• **課題一覧**:
A - オーディオ機器の短評のうち、「ハイパワーを必要とするジャズ」から「て、いかにも高級感に溢れる。」までの範囲(両端を含む)を、「ジャズ・ロック系」を「クラシック系」に更新した形で示せ。
B - オーディオ機器の短評によると、KLH Model 32が劣るとされている点は何か。
C - オーディオ機器の短評を、最後に示された行の後から書き進めよ。

• **提示文**:
____
Daily Archives: 1975年6月15日 - Page 10

SAE Mark IB

井上卓也

ステレオサウンド 35号(1975年6月発行)
特集・「’75ベストバイ・コンポーネント」より

 整然とレイアウトされたコントロール類の機能美は印象的である。芯のしっかりした鋭角的な音は、適度の陰影を伴って端正さを感じさせ、こだわりのないのが好ましい。

KLH Model 32

瀬川冬樹

ステレオサウンド 35号(1975年6月発行)
特集・「’75ベストバイ・コンポーネント」より

 ハイパワーを必要とするジャズ・ロック系にも、小型にかかわらず十分にこたえ、中域の充実した力強い、バランスのよい音を聴かせる。ただし、小出力での繊細さには劣る。

ヤマハ CT-7000

瀬川冬樹

ステレオサウンド 35号(1975年6月発行)
特集・「’75ベストバイ・コンポーネント」より

 CT800の後にこのデザインを見て、成程、これが理想の姿だったのかと納得させられた。ダイアルやボタンの感触にも細かな神経のゆきとどいて、いかにも高級感に溢れる。

オルトフォン SL15Q

瀬川冬樹

ステレオサウンド 35号(1975年6月発行)
特集・「’75ベストバイ・コンポーネント」より

 SL15がマークIIに変った当初は、変に高域のギスギスと骨ばった音で驚いたが、最近の製品は音のバランスも改善され、歪感の少ない細身の音質でSPUと別の魅力を聴かせる。

マークレビンソン JC-2

菅野沖彦

ステレオサウンド 35号(1975年6月発行)
____
• **記録データ**:

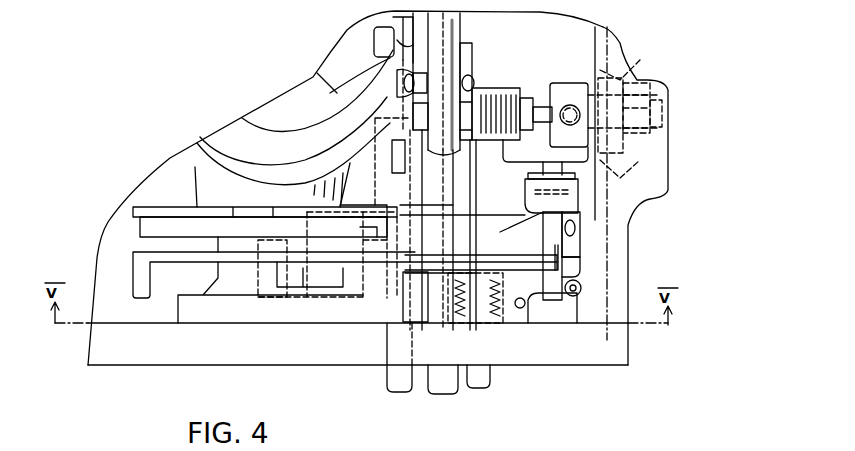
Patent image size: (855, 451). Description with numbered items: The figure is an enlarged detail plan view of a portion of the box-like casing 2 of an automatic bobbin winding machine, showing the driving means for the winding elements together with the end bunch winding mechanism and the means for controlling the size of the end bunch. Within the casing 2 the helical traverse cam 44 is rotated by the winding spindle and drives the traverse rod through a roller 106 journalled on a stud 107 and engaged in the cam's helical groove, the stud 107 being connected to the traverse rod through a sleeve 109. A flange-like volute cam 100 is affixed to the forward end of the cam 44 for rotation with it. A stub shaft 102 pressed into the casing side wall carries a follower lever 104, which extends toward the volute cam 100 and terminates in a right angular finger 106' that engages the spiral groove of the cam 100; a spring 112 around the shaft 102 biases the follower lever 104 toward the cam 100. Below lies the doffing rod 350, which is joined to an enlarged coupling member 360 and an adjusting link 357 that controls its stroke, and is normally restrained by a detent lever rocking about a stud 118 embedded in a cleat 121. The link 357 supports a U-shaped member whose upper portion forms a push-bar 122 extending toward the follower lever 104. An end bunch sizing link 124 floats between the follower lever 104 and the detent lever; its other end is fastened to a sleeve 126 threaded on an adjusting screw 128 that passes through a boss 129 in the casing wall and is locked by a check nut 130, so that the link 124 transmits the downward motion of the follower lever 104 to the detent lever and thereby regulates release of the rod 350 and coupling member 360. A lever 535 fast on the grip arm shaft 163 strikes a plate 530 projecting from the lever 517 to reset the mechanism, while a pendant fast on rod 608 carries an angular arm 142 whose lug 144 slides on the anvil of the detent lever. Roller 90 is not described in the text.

The casing 2 is at (680, 150).
The helical cam 44 is at (315, 112).
The roller 90 is at (582, 286).
The volute cam 100 is at (150, 210).
The stub shaft 102 is at (475, 378).
The follower lever 104 is at (283, 300).
The roller 106 is at (361, 73).
The right angular finger 106' is at (236, 321).
The stud 107 is at (467, 57).
The sleeve 109 is at (468, 75).
The spring 112 is at (497, 315).
The stud 118 is at (575, 228).
The cleat 121 is at (560, 243).
The push-bar 122 is at (448, 196).
The end bunch sizing link 124 is at (473, 163).
The sleeve 126 is at (497, 90).
The adjusting screw 128 is at (670, 92).
The boss 129 is at (622, 80).
The check nut 130 is at (650, 78).
The angular arm 142 is at (480, 225).
The lug 144 is at (348, 275).
The grip arm shaft 163 is at (435, 385).
The rod 350 is at (392, 377).
The adjusting link 357 is at (408, 158).
The coupling member 360 is at (383, 172).
The lever 517 is at (175, 258).
The plate or lug 530 is at (312, 288).
The lever 535 is at (528, 278).
The rod 608 is at (578, 250).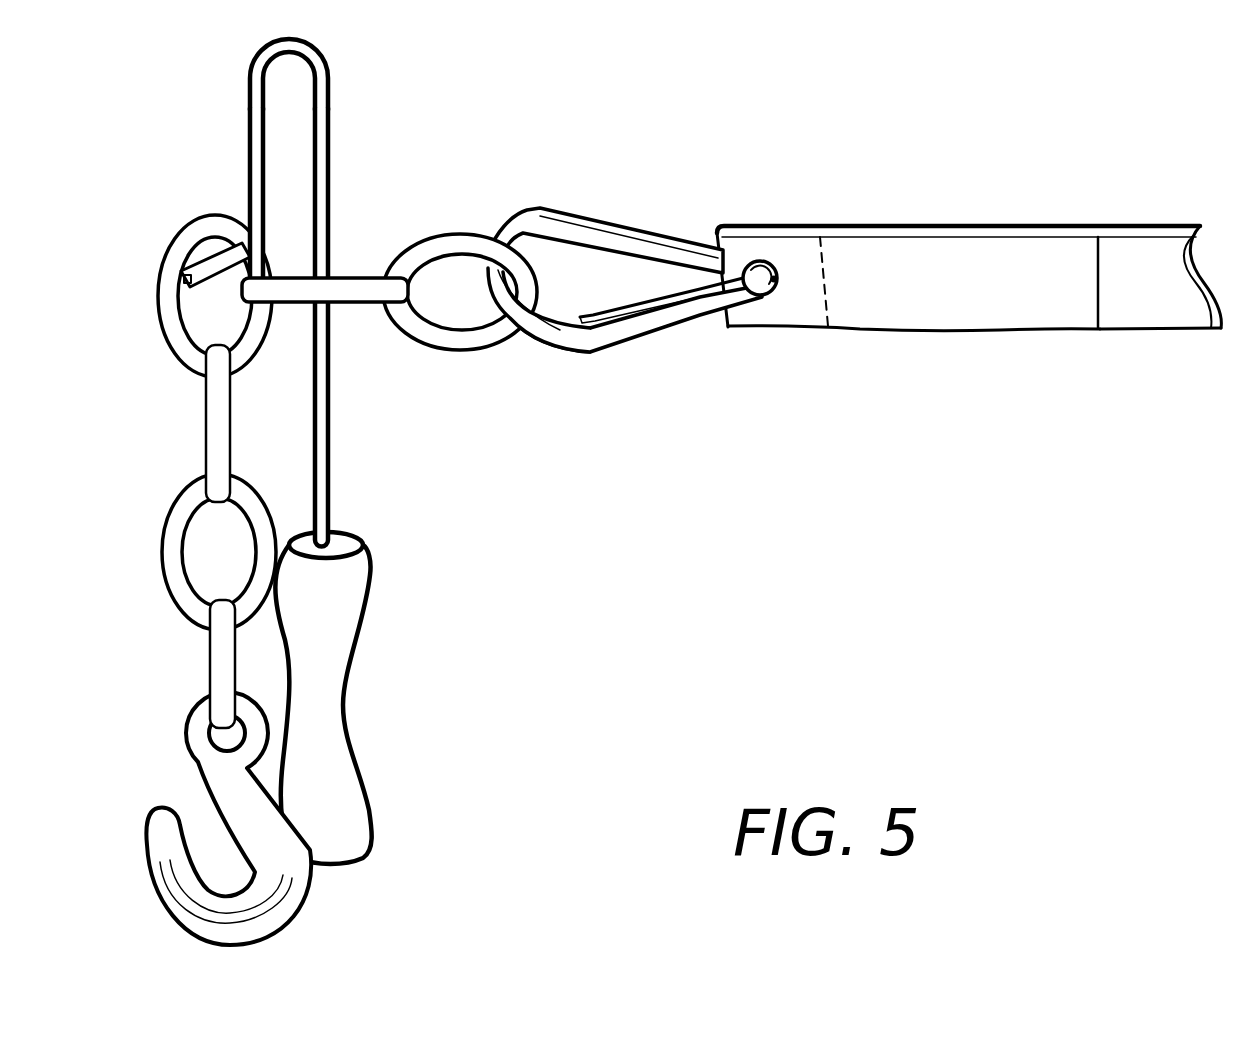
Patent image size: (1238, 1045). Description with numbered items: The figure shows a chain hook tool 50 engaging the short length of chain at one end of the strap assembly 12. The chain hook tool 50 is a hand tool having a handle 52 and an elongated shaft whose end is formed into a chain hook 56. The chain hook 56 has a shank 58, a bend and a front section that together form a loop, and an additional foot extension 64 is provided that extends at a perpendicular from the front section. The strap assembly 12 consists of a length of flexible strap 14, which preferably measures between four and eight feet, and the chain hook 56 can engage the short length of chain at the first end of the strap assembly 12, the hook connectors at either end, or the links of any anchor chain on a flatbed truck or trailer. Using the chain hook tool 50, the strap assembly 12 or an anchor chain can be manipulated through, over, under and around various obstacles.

The strap assembly 12 is at (969, 278).
The flexible strap 14 is at (1160, 295).
The chain hook tool 50 is at (289, 287).
The handle 52 is at (330, 703).
The chain hook 56 is at (255, 65).
The shank 58 is at (325, 170).
The foot extension 64 is at (251, 163).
____
• **各課題の解答**:
A -
ハイパワーを必要とするクラシック系にも、小型にかかわらず十分にこたえ、中域の充実した力強い、バランスのよい音を聴かせる。ただし、小出力での繊細さには劣る。

ヤマハ CT-7000

瀬川冬樹

ステレオサウンド 35号(1975年6月発行)
特集・「’75ベストバイ・コンポーネント」より

 CT800の後にこのデザインを見て、成程、これが理想の姿だったのかと納得させられた。ダイアルやボタンの感触にも細かな神経のゆきとどいて、いかにも高級感に溢れる。

B - 小出力での繊細さ。

C -
特集・「’75ベストバイ・コンポーネント」より

 とてつもない値段で、こういう趣味的製品が出てくるところが面白い。買う買わぬは別として、このような製品の存在が是非あってほしいという意味でとりあげた。

FMステレオチューナーのベストバイを選ぶにあたって

瀬川冬樹

ステレオサウンド 35号(1975年6月発行)
特集・「’75ベストバイ・コンポーネント」より

 FMチューナーの性能の良否を調べるには、長期に亘ってあらゆる放送プログラムを、しかもアンテナや受信地などの環境や条件を変えながら、試聴し録音・再生して総合的に判断を下さなくては、本当のところはわからないといってよい。そういうテストは、もはや個人の力では無理である。が一方、大掴みな面からみると最近は技術力の格差が少なくなって、アンプと並べておいた場合の外観の統一から選んでも、そう間違いはないともいえるようになった。だからここでは、外観や操作性に新しい試みのみられる製品を中心にあげた。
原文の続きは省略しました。